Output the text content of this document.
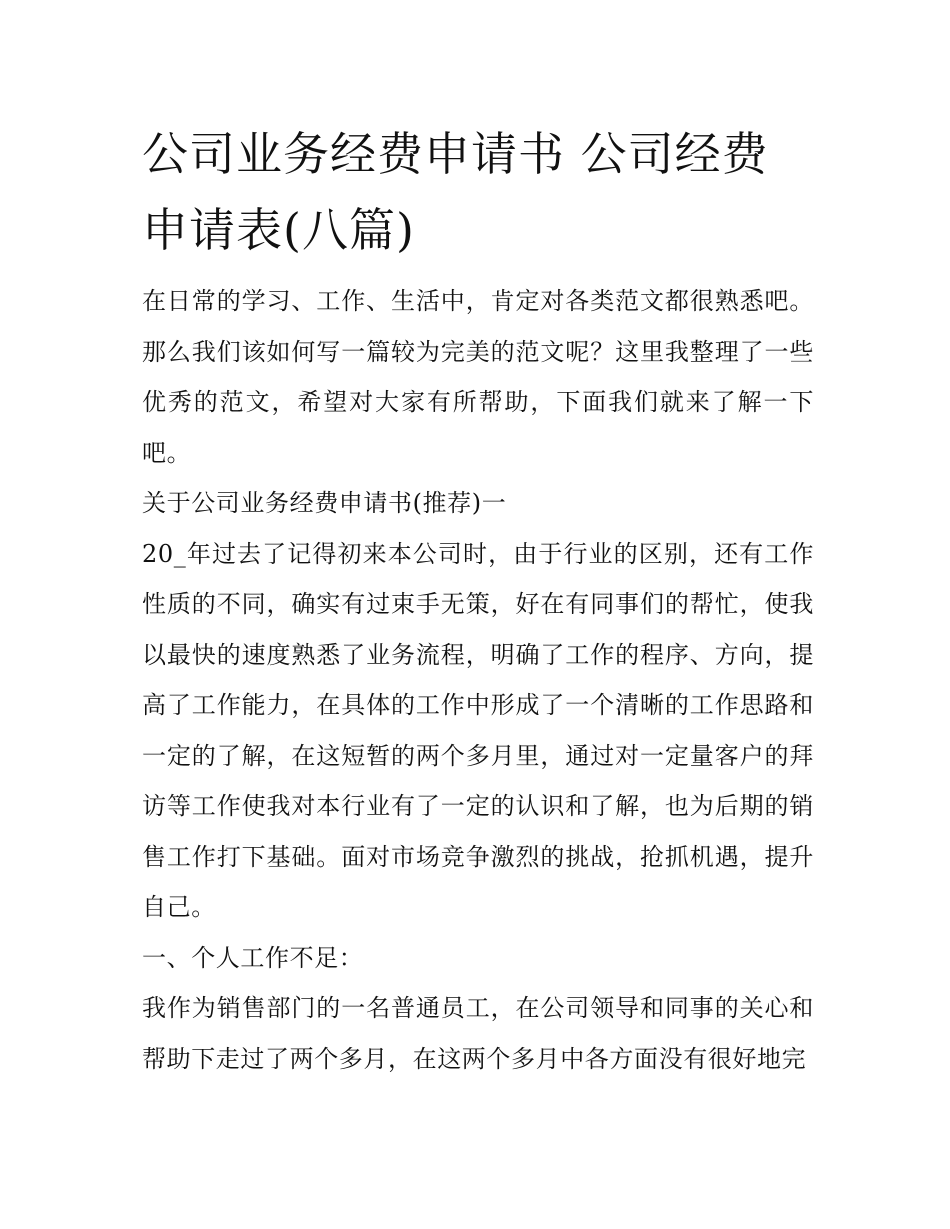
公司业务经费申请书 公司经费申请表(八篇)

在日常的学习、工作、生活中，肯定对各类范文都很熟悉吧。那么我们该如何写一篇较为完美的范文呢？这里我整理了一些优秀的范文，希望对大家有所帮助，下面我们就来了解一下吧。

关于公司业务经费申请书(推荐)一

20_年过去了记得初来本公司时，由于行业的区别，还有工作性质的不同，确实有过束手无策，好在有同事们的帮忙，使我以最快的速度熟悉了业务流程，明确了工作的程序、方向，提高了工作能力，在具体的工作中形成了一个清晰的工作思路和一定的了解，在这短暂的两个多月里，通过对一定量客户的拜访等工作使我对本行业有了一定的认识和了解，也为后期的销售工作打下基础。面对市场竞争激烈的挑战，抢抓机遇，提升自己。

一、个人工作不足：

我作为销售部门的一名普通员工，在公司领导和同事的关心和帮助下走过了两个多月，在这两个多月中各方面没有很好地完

------

WHAT YOU HAVE TO DO: Reproduce the entries above exactly. Do not include the images.

SOLUTION:
Output the text content of this document.
公司业务经费申请书 公司经费申请表(八篇)

在日常的学习、工作、生活中，肯定对各类范文都很熟悉吧。那么我们该如何写一篇较为完美的范文呢？这里我整理了一些优秀的范文，希望对大家有所帮助，下面我们就来了解一下吧。

关于公司业务经费申请书(推荐)一

20_年过去了记得初来本公司时，由于行业的区别，还有工作性质的不同，确实有过束手无策，好在有同事们的帮忙，使我以最快的速度熟悉了业务流程，明确了工作的程序、方向，提高了工作能力，在具体的工作中形成了一个清晰的工作思路和一定的了解，在这短暂的两个多月里，通过对一定量客户的拜访等工作使我对本行业有了一定的认识和了解，也为后期的销售工作打下基础。面对市场竞争激烈的挑战，抢抓机遇，提升自己。

一、个人工作不足：

我作为销售部门的一名普通员工，在公司领导和同事的关心和帮助下走过了两个多月，在这两个多月中各方面没有很好地完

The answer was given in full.